■ Aim of the task ■
Your task is to copy every line of the entries that contains "color".

■ Supplied data ■
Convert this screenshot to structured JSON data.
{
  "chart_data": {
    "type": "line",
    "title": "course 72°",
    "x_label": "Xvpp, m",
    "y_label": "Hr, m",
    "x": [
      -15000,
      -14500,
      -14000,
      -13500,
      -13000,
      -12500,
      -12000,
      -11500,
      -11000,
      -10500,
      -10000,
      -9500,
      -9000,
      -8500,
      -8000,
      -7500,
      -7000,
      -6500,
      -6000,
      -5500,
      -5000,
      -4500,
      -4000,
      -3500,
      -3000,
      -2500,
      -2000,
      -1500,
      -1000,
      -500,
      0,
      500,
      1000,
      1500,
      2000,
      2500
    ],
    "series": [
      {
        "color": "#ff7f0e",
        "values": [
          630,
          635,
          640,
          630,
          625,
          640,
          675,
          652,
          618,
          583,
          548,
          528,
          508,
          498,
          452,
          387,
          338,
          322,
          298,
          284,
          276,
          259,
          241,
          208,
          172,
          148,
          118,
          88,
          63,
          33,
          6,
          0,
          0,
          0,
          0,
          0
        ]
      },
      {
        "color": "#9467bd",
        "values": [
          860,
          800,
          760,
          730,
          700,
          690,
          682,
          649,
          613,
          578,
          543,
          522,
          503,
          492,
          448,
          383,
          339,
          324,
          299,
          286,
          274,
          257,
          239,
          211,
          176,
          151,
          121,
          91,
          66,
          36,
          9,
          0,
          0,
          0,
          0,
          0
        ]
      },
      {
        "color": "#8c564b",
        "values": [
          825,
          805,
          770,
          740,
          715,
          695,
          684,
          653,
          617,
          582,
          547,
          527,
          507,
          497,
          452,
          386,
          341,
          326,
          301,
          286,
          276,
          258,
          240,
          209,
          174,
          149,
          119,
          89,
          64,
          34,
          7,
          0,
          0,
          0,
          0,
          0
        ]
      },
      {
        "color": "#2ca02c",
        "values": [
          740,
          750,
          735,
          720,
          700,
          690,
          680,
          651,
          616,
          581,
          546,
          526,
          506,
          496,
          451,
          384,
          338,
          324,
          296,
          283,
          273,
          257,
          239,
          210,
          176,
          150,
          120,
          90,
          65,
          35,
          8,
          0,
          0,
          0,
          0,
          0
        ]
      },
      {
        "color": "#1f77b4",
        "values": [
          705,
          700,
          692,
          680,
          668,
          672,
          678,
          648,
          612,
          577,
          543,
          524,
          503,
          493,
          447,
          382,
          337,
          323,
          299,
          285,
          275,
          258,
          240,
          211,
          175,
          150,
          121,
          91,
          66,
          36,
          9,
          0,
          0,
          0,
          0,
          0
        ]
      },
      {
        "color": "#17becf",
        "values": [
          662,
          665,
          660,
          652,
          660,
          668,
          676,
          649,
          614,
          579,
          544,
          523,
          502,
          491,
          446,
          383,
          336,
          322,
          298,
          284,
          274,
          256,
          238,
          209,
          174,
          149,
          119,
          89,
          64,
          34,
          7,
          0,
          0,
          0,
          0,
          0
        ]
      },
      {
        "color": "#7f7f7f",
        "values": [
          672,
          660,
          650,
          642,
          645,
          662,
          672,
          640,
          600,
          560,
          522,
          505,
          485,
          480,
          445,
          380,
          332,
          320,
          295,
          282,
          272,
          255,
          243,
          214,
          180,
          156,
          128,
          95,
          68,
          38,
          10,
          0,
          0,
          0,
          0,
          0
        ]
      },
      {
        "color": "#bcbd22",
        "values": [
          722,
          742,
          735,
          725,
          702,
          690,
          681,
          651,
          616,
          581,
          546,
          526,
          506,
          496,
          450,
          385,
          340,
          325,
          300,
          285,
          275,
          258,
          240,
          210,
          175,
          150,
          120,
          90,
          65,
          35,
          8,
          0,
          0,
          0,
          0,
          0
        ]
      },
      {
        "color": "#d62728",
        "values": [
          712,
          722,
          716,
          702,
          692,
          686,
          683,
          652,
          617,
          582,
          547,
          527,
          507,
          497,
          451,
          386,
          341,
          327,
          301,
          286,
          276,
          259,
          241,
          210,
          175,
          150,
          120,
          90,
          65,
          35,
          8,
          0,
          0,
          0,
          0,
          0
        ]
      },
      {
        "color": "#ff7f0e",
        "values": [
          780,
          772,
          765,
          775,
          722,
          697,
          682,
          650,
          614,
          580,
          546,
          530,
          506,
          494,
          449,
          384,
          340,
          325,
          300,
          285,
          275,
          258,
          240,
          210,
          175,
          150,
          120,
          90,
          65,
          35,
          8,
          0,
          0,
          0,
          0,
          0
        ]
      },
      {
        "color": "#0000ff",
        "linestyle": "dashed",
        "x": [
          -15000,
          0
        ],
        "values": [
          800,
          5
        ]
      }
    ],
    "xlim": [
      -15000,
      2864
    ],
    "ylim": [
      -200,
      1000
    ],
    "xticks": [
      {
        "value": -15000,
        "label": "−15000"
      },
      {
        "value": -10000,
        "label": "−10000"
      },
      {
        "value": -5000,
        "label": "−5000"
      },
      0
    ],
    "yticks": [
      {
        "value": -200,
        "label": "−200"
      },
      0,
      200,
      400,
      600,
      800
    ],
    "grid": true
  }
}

■ Result ■
        "color": "#ff7f0e",
        "color": "#9467bd",
        "color": "#8c564b",
        "color": "#2ca02c",
        "color": "#1f77b4",
        "color": "#17becf",
        "color": "#7f7f7f",
        "color": "#bcbd22",
        "color": "#d62728",
        "color": "#ff7f0e",
        "color": "#0000ff",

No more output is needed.